▸ **Objective**
Search the records for "screenshot". Copy every line where it appears.

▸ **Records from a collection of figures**
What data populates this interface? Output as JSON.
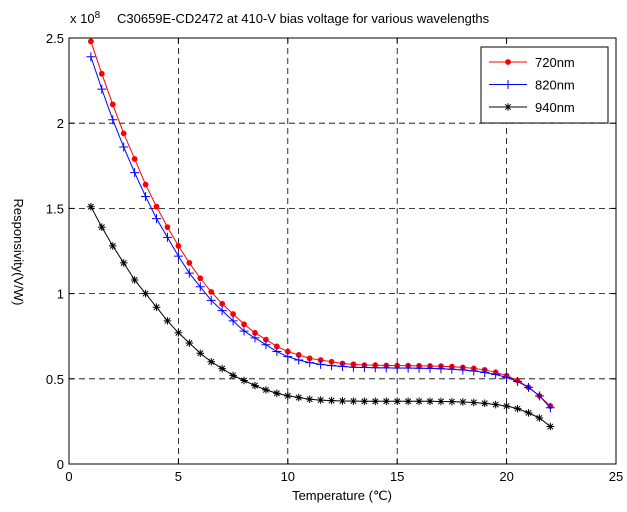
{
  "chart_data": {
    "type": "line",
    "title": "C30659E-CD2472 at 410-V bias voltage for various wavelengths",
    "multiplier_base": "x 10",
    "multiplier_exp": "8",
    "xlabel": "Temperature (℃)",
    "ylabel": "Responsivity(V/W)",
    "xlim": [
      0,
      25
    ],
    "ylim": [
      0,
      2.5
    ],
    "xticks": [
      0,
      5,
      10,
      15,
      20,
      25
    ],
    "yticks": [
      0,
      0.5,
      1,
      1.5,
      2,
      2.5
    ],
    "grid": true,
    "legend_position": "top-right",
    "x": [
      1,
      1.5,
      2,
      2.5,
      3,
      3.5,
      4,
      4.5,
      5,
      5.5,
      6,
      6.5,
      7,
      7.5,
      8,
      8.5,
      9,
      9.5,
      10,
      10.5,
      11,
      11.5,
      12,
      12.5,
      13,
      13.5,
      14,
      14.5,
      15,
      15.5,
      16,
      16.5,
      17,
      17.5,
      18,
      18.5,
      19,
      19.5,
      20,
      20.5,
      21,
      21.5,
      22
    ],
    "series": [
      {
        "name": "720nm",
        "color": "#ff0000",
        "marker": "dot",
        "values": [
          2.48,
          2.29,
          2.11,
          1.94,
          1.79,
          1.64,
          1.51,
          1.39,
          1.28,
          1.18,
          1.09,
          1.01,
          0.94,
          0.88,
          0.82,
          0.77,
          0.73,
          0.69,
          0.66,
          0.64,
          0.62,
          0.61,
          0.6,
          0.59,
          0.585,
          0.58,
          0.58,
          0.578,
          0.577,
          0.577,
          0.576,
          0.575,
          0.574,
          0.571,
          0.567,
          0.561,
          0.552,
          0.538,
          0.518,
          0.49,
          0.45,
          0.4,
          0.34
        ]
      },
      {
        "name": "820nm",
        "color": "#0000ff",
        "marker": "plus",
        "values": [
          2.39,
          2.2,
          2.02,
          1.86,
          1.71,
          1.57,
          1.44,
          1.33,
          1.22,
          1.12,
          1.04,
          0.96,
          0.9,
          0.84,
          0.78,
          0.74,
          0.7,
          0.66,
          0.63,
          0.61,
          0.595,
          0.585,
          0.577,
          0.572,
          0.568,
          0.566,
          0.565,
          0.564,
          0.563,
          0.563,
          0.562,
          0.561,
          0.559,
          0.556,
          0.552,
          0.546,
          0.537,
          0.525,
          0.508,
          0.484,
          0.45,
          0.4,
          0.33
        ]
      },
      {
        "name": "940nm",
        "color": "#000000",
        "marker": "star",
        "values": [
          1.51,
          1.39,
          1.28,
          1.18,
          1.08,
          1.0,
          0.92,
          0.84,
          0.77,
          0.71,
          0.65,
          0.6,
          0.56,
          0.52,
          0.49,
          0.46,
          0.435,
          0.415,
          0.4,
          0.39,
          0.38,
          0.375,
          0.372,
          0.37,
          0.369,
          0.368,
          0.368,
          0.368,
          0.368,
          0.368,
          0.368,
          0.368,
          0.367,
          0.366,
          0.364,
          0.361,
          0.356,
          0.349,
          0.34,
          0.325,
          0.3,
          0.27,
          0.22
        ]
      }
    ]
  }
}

* * *

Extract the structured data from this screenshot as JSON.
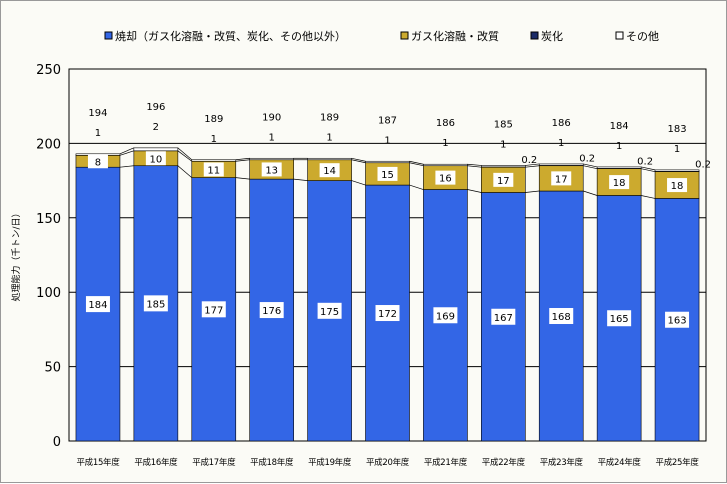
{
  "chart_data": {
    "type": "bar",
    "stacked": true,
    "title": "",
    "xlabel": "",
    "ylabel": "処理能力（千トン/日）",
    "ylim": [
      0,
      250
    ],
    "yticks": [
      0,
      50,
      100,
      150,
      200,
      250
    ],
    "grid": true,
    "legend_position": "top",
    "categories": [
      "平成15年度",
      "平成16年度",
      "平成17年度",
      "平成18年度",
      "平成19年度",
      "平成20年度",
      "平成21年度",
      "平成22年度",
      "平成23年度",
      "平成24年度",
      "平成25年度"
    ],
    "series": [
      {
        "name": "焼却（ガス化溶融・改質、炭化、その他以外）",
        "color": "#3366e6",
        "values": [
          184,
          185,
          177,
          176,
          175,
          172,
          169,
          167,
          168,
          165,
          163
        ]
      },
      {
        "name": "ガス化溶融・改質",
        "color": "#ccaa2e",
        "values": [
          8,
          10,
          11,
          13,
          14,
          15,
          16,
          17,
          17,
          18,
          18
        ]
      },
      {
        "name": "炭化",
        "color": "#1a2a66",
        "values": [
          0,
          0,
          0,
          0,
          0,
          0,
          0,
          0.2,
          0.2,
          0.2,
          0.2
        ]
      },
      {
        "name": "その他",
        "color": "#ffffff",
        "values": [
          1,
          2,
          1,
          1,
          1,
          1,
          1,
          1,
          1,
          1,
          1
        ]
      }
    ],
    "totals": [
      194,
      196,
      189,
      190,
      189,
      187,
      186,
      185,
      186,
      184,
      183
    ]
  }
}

--

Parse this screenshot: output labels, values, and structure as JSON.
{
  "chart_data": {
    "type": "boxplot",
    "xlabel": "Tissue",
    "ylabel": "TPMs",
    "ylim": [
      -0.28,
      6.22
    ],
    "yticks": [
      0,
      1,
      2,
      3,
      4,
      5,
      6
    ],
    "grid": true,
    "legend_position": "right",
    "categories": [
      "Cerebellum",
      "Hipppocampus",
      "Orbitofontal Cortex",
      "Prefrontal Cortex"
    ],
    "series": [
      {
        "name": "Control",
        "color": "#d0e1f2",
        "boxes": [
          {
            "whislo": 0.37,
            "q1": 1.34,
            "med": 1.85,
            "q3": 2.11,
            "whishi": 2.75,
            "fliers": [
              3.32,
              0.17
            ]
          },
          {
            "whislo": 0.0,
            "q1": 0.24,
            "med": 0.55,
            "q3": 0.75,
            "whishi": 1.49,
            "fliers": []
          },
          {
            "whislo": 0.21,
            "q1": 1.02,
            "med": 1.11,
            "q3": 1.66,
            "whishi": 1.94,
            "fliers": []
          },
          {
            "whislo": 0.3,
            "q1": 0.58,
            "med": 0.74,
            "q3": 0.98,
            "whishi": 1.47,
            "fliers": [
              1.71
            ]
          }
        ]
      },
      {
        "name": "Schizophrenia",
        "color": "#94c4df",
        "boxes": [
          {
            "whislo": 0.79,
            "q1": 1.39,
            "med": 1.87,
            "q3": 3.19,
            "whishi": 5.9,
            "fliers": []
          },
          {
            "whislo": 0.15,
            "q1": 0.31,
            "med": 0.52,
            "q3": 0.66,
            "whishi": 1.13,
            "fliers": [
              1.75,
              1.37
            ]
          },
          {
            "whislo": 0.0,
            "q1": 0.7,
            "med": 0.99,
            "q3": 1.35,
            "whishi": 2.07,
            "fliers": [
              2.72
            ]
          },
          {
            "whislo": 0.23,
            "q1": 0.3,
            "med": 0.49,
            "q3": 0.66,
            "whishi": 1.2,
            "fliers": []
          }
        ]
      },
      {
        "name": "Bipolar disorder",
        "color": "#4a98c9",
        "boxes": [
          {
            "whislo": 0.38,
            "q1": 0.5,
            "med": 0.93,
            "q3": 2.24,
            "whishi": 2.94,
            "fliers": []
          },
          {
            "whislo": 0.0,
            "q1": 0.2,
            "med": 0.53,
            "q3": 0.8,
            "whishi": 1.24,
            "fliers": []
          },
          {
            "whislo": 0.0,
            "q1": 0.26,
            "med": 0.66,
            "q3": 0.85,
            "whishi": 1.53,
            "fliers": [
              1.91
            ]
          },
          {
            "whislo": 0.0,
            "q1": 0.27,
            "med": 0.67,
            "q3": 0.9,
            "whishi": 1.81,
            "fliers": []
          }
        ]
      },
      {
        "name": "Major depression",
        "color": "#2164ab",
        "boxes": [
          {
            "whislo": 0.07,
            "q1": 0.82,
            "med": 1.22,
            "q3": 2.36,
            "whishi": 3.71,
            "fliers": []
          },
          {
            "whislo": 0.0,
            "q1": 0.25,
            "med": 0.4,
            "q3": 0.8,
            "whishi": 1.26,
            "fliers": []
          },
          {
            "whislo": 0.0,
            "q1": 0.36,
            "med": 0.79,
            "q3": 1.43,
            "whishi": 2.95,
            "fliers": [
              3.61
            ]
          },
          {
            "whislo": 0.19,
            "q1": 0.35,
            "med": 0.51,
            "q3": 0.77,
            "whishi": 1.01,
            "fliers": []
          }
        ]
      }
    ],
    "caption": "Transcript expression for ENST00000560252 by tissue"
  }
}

▸ **Output below**
Extract the structured data from this screenshot as JSON.
Parse this screenshot: output labels, values, and structure as JSON.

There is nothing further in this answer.